» **TASK DIRECTIONS**
Report the total number of lines that include the string "указанным", without any other text.

#### MATERIAL FOR THIS EXERCISE ####

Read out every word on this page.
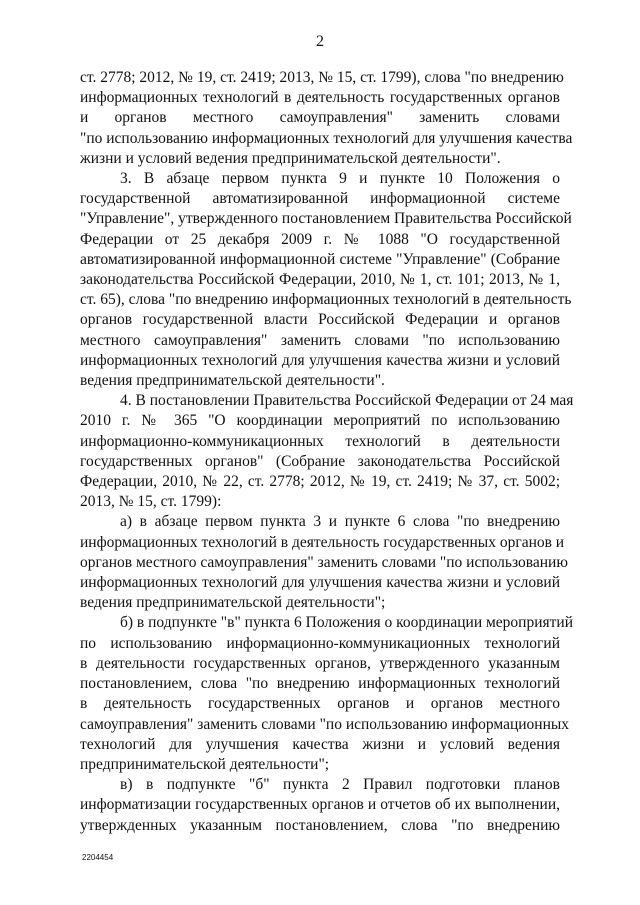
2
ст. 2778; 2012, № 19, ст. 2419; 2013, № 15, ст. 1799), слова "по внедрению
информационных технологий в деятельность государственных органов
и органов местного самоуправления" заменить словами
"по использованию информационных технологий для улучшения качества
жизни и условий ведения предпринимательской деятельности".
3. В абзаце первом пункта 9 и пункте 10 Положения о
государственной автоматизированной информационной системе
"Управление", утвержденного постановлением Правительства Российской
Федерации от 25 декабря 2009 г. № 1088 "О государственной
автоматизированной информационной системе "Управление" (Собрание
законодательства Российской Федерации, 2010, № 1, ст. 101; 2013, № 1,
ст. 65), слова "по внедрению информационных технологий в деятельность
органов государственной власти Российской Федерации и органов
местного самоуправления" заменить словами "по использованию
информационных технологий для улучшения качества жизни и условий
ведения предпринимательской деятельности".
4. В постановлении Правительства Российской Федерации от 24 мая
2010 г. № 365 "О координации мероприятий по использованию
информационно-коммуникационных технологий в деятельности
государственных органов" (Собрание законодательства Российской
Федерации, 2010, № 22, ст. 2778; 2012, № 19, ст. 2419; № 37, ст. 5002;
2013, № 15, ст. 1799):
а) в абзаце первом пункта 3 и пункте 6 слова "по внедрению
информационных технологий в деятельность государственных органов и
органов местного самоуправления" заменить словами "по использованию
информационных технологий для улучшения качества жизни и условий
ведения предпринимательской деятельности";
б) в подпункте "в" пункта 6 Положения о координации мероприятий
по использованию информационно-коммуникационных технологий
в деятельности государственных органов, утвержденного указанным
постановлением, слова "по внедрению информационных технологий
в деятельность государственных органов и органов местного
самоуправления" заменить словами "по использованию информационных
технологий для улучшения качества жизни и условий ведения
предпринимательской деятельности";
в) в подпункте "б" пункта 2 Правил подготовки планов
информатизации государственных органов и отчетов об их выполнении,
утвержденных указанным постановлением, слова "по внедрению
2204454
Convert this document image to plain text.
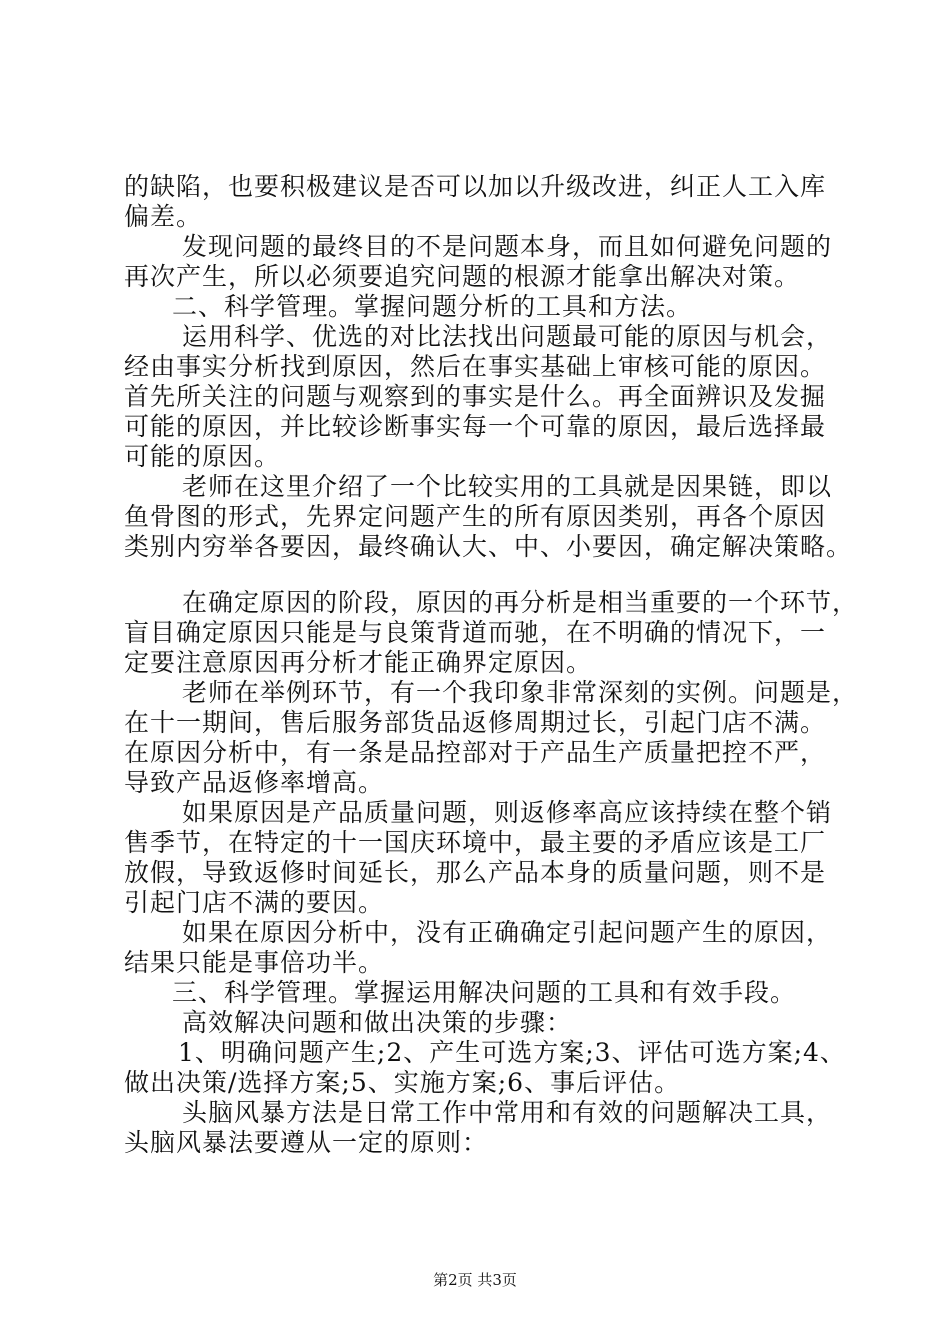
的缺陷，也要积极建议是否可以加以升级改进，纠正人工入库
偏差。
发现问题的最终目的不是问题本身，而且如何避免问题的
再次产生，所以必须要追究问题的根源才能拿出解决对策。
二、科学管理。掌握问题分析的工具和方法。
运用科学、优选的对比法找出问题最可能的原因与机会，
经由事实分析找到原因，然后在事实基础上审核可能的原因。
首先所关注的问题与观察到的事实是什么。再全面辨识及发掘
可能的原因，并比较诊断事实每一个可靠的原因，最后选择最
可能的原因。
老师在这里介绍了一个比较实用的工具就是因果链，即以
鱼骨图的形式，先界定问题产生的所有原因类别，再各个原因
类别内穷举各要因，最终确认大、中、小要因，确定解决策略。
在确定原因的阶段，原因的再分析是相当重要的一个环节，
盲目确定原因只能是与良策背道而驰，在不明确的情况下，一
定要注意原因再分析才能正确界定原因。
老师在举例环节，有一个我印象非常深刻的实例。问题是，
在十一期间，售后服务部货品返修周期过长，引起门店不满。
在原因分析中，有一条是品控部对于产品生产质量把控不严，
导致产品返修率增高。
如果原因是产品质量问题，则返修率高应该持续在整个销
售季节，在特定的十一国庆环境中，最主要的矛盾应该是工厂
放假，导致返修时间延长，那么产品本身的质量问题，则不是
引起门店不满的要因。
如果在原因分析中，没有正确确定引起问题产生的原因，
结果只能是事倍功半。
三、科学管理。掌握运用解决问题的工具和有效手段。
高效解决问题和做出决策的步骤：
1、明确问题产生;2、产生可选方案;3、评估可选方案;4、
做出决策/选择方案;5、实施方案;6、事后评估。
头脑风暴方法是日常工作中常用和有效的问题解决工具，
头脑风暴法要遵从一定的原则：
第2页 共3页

####

» **EXERCISE ANSWER**
2